**Objective:**
Retype each entry below exactly as it stands.

**Material supplied:**
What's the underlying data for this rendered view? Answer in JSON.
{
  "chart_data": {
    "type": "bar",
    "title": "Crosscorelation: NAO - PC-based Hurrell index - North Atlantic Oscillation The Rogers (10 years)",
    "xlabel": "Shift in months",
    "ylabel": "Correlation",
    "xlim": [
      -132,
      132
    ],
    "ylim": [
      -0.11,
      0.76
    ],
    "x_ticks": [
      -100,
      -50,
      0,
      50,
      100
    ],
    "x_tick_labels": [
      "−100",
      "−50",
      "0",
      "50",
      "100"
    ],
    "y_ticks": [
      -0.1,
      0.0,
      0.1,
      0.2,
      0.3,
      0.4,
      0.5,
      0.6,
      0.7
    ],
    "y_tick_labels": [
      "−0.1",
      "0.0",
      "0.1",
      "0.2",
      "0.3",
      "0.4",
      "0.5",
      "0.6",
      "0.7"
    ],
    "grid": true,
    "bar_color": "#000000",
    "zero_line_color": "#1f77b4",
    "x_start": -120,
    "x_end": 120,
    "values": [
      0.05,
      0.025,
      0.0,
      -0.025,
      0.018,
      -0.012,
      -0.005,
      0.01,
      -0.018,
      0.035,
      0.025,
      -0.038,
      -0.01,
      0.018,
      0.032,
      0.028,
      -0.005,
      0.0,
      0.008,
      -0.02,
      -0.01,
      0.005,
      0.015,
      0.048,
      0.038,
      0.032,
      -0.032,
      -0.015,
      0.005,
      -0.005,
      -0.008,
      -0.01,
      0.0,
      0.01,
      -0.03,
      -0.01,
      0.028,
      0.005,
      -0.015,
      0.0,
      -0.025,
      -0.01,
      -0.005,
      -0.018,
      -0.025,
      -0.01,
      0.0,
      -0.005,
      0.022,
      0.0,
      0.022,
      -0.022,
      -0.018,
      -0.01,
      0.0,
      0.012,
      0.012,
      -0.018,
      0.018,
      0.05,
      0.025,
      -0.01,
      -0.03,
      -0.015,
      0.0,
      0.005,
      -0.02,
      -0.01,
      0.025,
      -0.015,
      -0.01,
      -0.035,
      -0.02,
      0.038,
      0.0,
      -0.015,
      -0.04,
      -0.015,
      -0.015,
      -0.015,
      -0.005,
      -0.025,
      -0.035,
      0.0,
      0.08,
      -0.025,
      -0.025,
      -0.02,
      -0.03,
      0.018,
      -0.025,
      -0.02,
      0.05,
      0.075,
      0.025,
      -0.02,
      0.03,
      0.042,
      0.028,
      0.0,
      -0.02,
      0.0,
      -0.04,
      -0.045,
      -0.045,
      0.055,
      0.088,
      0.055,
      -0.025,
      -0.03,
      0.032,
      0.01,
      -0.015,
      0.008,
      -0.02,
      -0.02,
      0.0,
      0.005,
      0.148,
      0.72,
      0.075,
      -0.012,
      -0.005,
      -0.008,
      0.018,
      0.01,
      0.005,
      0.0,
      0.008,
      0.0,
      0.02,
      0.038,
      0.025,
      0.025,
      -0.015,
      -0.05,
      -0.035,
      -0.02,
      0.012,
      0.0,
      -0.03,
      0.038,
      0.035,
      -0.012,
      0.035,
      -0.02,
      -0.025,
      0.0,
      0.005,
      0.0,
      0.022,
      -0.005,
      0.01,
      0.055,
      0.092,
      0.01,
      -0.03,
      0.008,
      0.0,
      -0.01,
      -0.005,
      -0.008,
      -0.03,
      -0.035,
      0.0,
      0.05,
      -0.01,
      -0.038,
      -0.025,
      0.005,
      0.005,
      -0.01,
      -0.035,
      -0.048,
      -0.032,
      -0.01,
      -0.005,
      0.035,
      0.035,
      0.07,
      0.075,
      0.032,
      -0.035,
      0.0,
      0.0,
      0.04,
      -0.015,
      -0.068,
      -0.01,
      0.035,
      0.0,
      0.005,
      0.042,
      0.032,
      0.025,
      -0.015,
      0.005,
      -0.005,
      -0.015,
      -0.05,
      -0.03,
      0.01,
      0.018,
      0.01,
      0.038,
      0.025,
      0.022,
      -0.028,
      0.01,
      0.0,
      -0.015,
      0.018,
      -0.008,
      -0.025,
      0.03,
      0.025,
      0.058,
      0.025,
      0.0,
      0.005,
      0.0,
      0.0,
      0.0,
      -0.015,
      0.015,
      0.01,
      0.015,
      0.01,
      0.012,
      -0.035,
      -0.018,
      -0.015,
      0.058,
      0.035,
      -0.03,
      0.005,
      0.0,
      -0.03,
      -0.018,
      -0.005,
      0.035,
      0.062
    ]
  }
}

**Exercise output:**
What's the underlying data for this rendered view? Answer in JSON.
{
  "chart_data": {
    "type": "bar",
    "title": "Crosscorelation: NAO - PC-based Hurrell index - North Atlantic Oscillation The Rogers (10 years)",
    "xlabel": "Shift in months",
    "ylabel": "Correlation",
    "xlim": [
      -132,
      132
    ],
    "ylim": [
      -0.11,
      0.76
    ],
    "x_ticks": [
      -100,
      -50,
      0,
      50,
      100
    ],
    "x_tick_labels": [
      "−100",
      "−50",
      "0",
      "50",
      "100"
    ],
    "y_ticks": [
      -0.1,
      0.0,
      0.1,
      0.2,
      0.3,
      0.4,
      0.5,
      0.6,
      0.7
    ],
    "y_tick_labels": [
      "−0.1",
      "0.0",
      "0.1",
      "0.2",
      "0.3",
      "0.4",
      "0.5",
      "0.6",
      "0.7"
    ],
    "grid": true,
    "bar_color": "#000000",
    "zero_line_color": "#1f77b4",
    "x_start": -120,
    "x_end": 120,
    "values": [
      0.05,
      0.025,
      0.0,
      -0.025,
      0.018,
      -0.012,
      -0.005,
      0.01,
      -0.018,
      0.035,
      0.025,
      -0.038,
      -0.01,
      0.018,
      0.032,
      0.028,
      -0.005,
      0.0,
      0.008,
      -0.02,
      -0.01,
      0.005,
      0.015,
      0.048,
      0.038,
      0.032,
      -0.032,
      -0.015,
      0.005,
      -0.005,
      -0.008,
      -0.01,
      0.0,
      0.01,
      -0.03,
      -0.01,
      0.028,
      0.005,
      -0.015,
      0.0,
      -0.025,
      -0.01,
      -0.005,
      -0.018,
      -0.025,
      -0.01,
      0.0,
      -0.005,
      0.022,
      0.0,
      0.022,
      -0.022,
      -0.018,
      -0.01,
      0.0,
      0.012,
      0.012,
      -0.018,
      0.018,
      0.05,
      0.025,
      -0.01,
      -0.03,
      -0.015,
      0.0,
      0.005,
      -0.02,
      -0.01,
      0.025,
      -0.015,
      -0.01,
      -0.035,
      -0.02,
      0.038,
      0.0,
      -0.015,
      -0.04,
      -0.015,
      -0.015,
      -0.015,
      -0.005,
      -0.025,
      -0.035,
      0.0,
      0.08,
      -0.025,
      -0.025,
      -0.02,
      -0.03,
      0.018,
      -0.025,
      -0.02,
      0.05,
      0.075,
      0.025,
      -0.02,
      0.03,
      0.042,
      0.028,
      0.0,
      -0.02,
      0.0,
      -0.04,
      -0.045,
      -0.045,
      0.055,
      0.088,
      0.055,
      -0.025,
      -0.03,
      0.032,
      0.01,
      -0.015,
      0.008,
      -0.02,
      -0.02,
      0.0,
      0.005,
      0.148,
      0.72,
      0.075,
      -0.012,
      -0.005,
      -0.008,
      0.018,
      0.01,
      0.005,
      0.0,
      0.008,
      0.0,
      0.02,
      0.038,
      0.025,
      0.025,
      -0.015,
      -0.05,
      -0.035,
      -0.02,
      0.012,
      0.0,
      -0.03,
      0.038,
      0.035,
      -0.012,
      0.035,
      -0.02,
      -0.025,
      0.0,
      0.005,
      0.0,
      0.022,
      -0.005,
      0.01,
      0.055,
      0.092,
      0.01,
      -0.03,
      0.008,
      0.0,
      -0.01,
      -0.005,
      -0.008,
      -0.03,
      -0.035,
      0.0,
      0.05,
      -0.01,
      -0.038,
      -0.025,
      0.005,
      0.005,
      -0.01,
      -0.035,
      -0.048,
      -0.032,
      -0.01,
      -0.005,
      0.035,
      0.035,
      0.07,
      0.075,
      0.032,
      -0.035,
      0.0,
      0.0,
      0.04,
      -0.015,
      -0.068,
      -0.01,
      0.035,
      0.0,
      0.005,
      0.042,
      0.032,
      0.025,
      -0.015,
      0.005,
      -0.005,
      -0.015,
      -0.05,
      -0.03,
      0.01,
      0.018,
      0.01,
      0.038,
      0.025,
      0.022,
      -0.028,
      0.01,
      0.0,
      -0.015,
      0.018,
      -0.008,
      -0.025,
      0.03,
      0.025,
      0.058,
      0.025,
      0.0,
      0.005,
      0.0,
      0.0,
      0.0,
      -0.015,
      0.015,
      0.01,
      0.015,
      0.01,
      0.012,
      -0.035,
      -0.018,
      -0.015,
      0.058,
      0.035,
      -0.03,
      0.005,
      0.0,
      -0.03,
      -0.018,
      -0.005,
      0.035,
      0.062
    ]
  }
}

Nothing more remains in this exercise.